▸ DATA SUPPLIED:
* start *

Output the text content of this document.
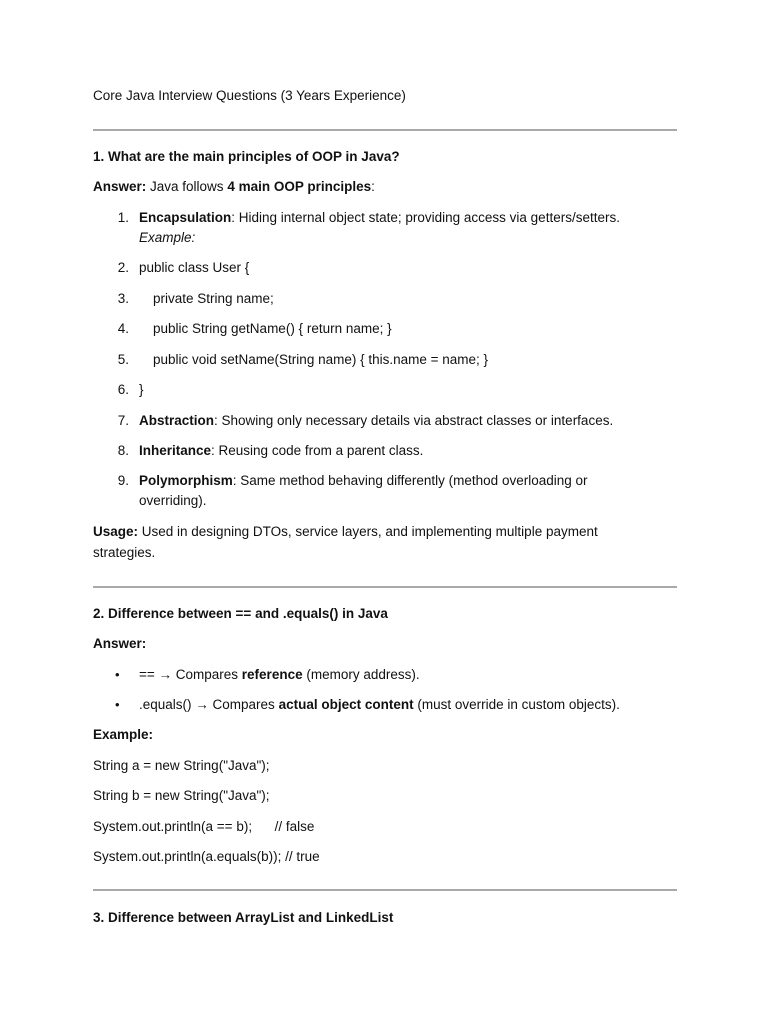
Core Java Interview Questions (3 Years Experience)
1. What are the main principles of OOP in Java?
Answer: Java follows 4 main OOP principles:
1. Encapsulation: Hiding internal object state; providing access via getters/setters.
Example:
2. public class User {
3.	private String name;
4.	public String getName() { return name; }
5.	public void setName(String name) { this.name = name; }
6. }
7. Abstraction: Showing only necessary details via abstract classes or interfaces.
8. Inheritance: Reusing code from a parent class.
9. Polymorphism: Same method behaving differently (method overloading or
overriding).
Usage: Used in designing DTOs, service layers, and implementing multiple payment
strategies.
2. Difference between == and .equals() in Java
Answer:
• == → Compares reference (memory address).
• .equals() → Compares actual object content (must override in custom objects).
Example:
String a = new String("Java");
String b = new String("Java");
System.out.println(a == b);      // false
System.out.println(a.equals(b)); // true
3. Difference between ArrayList and LinkedList
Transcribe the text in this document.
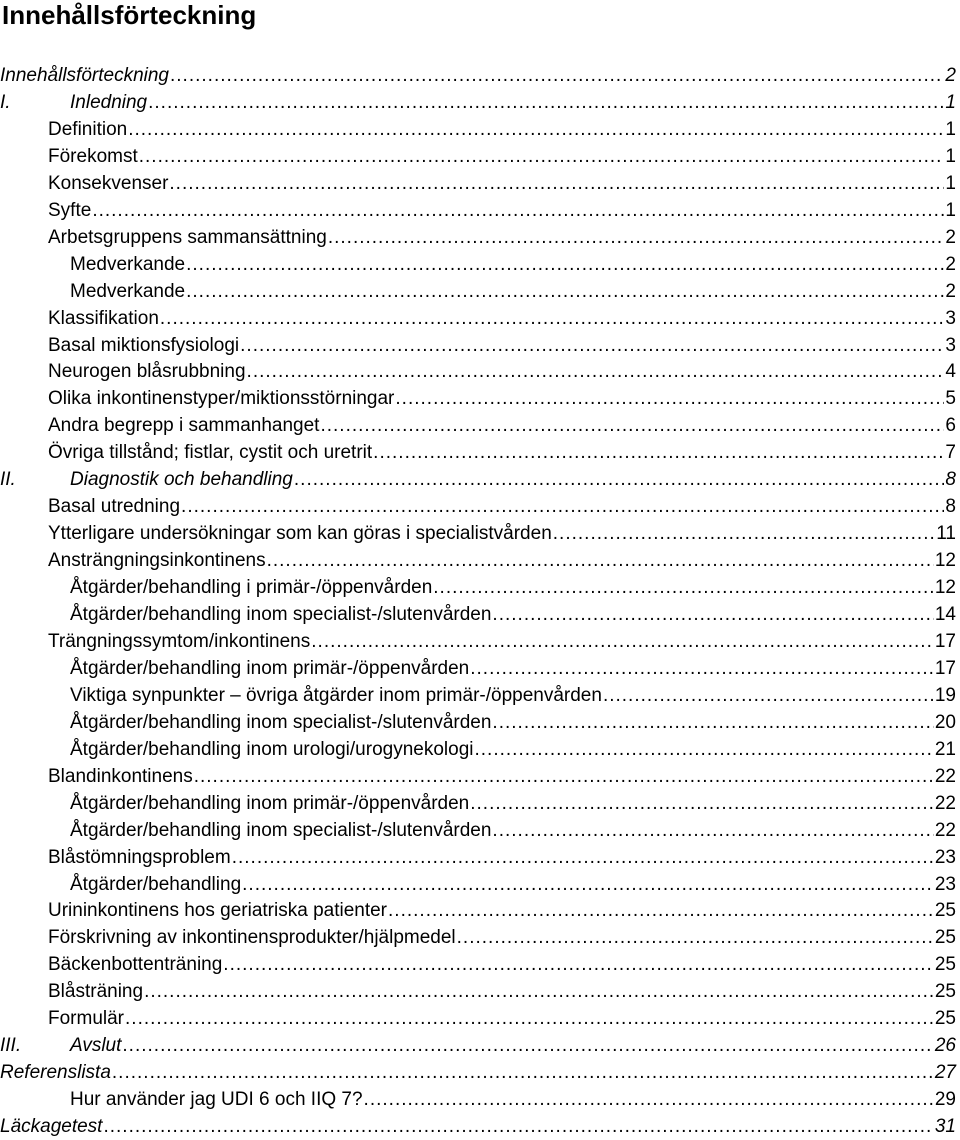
Innehållsförteckning
Innehållsförteckning .....	2
I.	Inledning .....	1
Definition .....	1
Förekomst .....	1
Konsekvenser .....	1
Syfte .....	1
Arbetsgruppens sammansättning .....	2
Medverkande .....	2
Medverkande .....	2
Klassifikation .....	3
Basal miktionsfysiologi .....	3
Neurogen blåsrubbning .....	4
Olika inkontinenstyper/miktionsstörningar .....	5
Andra begrepp i sammanhanget .....	6
Övriga tillstånd; fistlar, cystit och uretrit .....	7
II.	Diagnostik och behandling .....	8
Basal utredning .....	8
Ytterligare undersökningar som kan göras i specialistvården .....	11
Ansträngningsinkontinens .....	12
Åtgärder/behandling i primär-/öppenvården .....	12
Åtgärder/behandling inom specialist-/slutenvården .....	14
Trängningssymtom/inkontinens .....	17
Åtgärder/behandling inom primär-/öppenvården .....	17
Viktiga synpunkter – övriga åtgärder inom primär-/öppenvården .....	19
Åtgärder/behandling inom specialist-/slutenvården .....	20
Åtgärder/behandling inom urologi/urogynekologi .....	21
Blandinkontinens .....	22
Åtgärder/behandling inom primär-/öppenvården .....	22
Åtgärder/behandling inom specialist-/slutenvården .....	22
Blåstömningsproblem .....	23
Åtgärder/behandling .....	23
Urininkontinens hos geriatriska patienter .....	25
Förskrivning av inkontinensprodukter/hjälpmedel .....	25
Bäckenbottenträning .....	25
Blåsträning .....	25
Formulär .....	25
III.	Avslut .....	26
Referenslista .....	27
Hur använder jag UDI 6 och IIQ 7? .....	29
Läckagetest .....	31
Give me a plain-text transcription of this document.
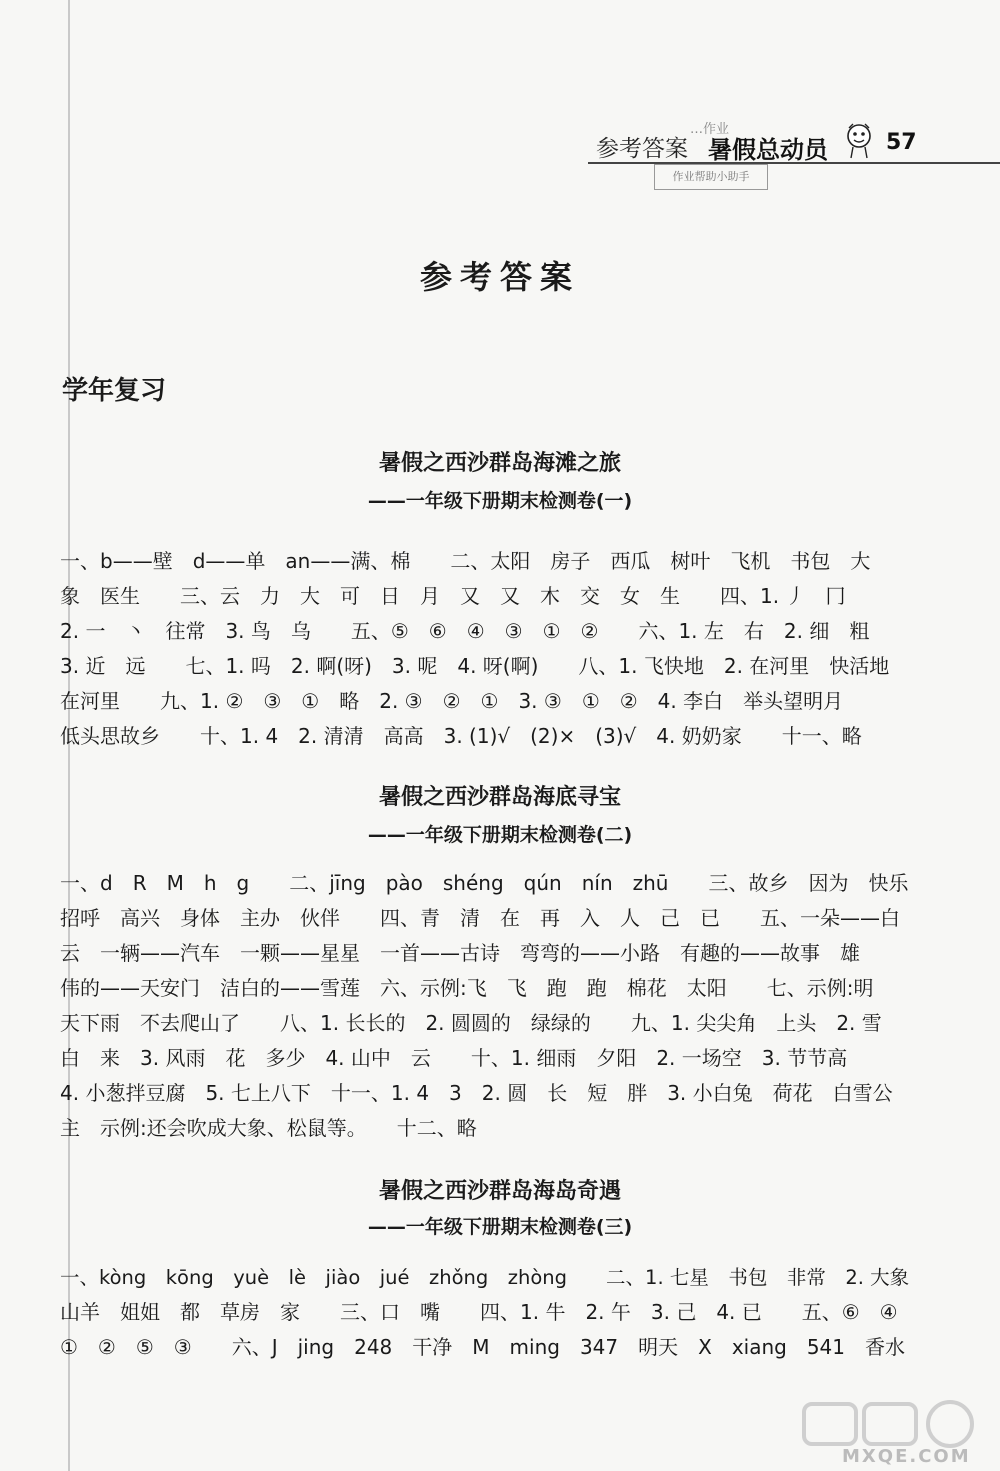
参考答案 暑假总动员	57
…作业
作业帮助小助手
参考答案
学年复习
暑假之西沙群岛海滩之旅
——一年级下册期末检测卷(一)
一、b——壁　d——单　an——满、棉　　二、太阳　房子　西瓜　树叶　飞机　书包　大
象　医生　　三、云　力　大　可　日　月　又　又　木　交　女　生　　四、1. 丿　冂
2. 一　丶　往常　3. 鸟　乌　　五、⑤　⑥　④　③　①　②　　六、1. 左　右　2. 细　粗
3. 近　远　　七、1. 吗　2. 啊(呀)　3. 呢　4. 呀(啊)　　八、1. 飞快地　2. 在河里　快活地
在河里　　九、1. ②　③　①　略　2. ③　②　①　3. ③　①　②　4. 李白　举头望明月
低头思故乡　　十、1. 4　2. 清清　高高　3. (1)√　(2)×　(3)√　4. 奶奶家　　十一、略
暑假之西沙群岛海底寻宝
——一年级下册期末检测卷(二)
一、d　R　M　h　g　　二、jīng　pào　shéng　qún　nín　zhū　　三、故乡　因为　快乐
招呼　高兴　身体　主办　伙伴　　四、青　清　在　再　入　人　己　已　　五、一朵——白
云　一辆——汽车　一颗——星星　一首——古诗　弯弯的——小路　有趣的——故事　雄
伟的——天安门　洁白的——雪莲　六、示例:飞　飞　跑　跑　棉花　太阳　　七、示例:明
天下雨　不去爬山了　　八、1. 长长的　2. 圆圆的　绿绿的　　九、1. 尖尖角　上头　2. 雪
白　来　3. 风雨　花　多少　4. 山中　云　　十、1. 细雨　夕阳　2. 一场空　3. 节节高
4. 小葱拌豆腐　5. 七上八下　十一、1. 4　3　2. 圆　长　短　胖　3. 小白兔　荷花　白雪公
主　示例:还会吹成大象、松鼠等。　　十二、略
暑假之西沙群岛海岛奇遇
——一年级下册期末检测卷(三)
一、kòng　kōng　yuè　lè　jiào　jué　zhǒng　zhòng　　二、1. 七星　书包　非常　2. 大象
山羊　姐姐　都　草房　家　　三、口　嘴　　四、1. 牛　2. 午　3. 己　4. 已　　五、⑥　④
①　②　⑤　③　　六、J　jing　248　干净　M　ming　347　明天　X　xiang　541　香水
MXQE.COM
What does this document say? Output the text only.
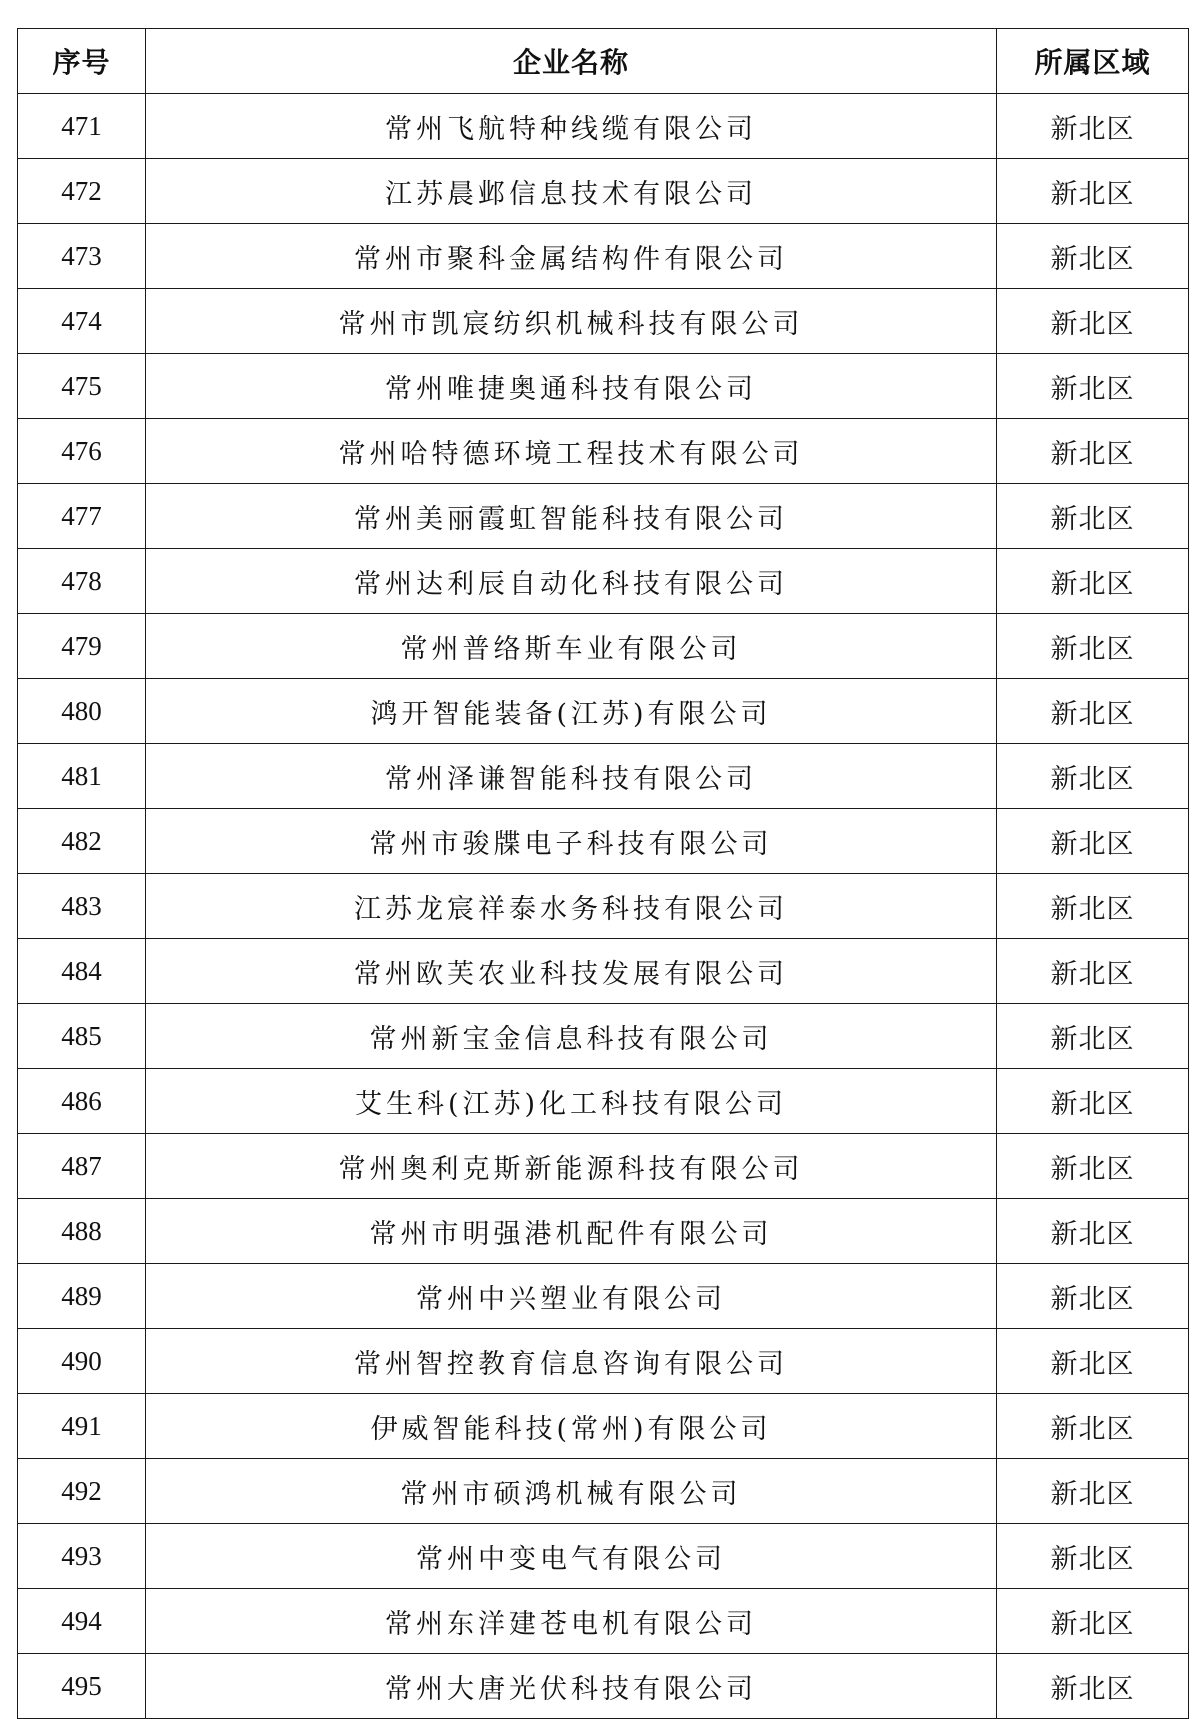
序号	企业名称	所属区域
471	常州飞航特种线缆有限公司	新北区
472	江苏晨邺信息技术有限公司	新北区
473	常州市聚科金属结构件有限公司	新北区
474	常州市凯宸纺织机械科技有限公司	新北区
475	常州唯捷奥通科技有限公司	新北区
476	常州哈特德环境工程技术有限公司	新北区
477	常州美丽霞虹智能科技有限公司	新北区
478	常州达利辰自动化科技有限公司	新北区
479	常州普络斯车业有限公司	新北区
480	鸿开智能装备(江苏)有限公司	新北区
481	常州泽谦智能科技有限公司	新北区
482	常州市骏牒电子科技有限公司	新北区
483	江苏龙宸祥泰水务科技有限公司	新北区
484	常州欧芙农业科技发展有限公司	新北区
485	常州新宝金信息科技有限公司	新北区
486	艾生科(江苏)化工科技有限公司	新北区
487	常州奥利克斯新能源科技有限公司	新北区
488	常州市明强港机配件有限公司	新北区
489	常州中兴塑业有限公司	新北区
490	常州智控教育信息咨询有限公司	新北区
491	伊威智能科技(常州)有限公司	新北区
492	常州市硕鸿机械有限公司	新北区
493	常州中变电气有限公司	新北区
494	常州东洋建苍电机有限公司	新北区
495	常州大唐光伏科技有限公司	新北区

* end *

Report how many lines of the entries hold the word "equals". Nothing else is needed.

3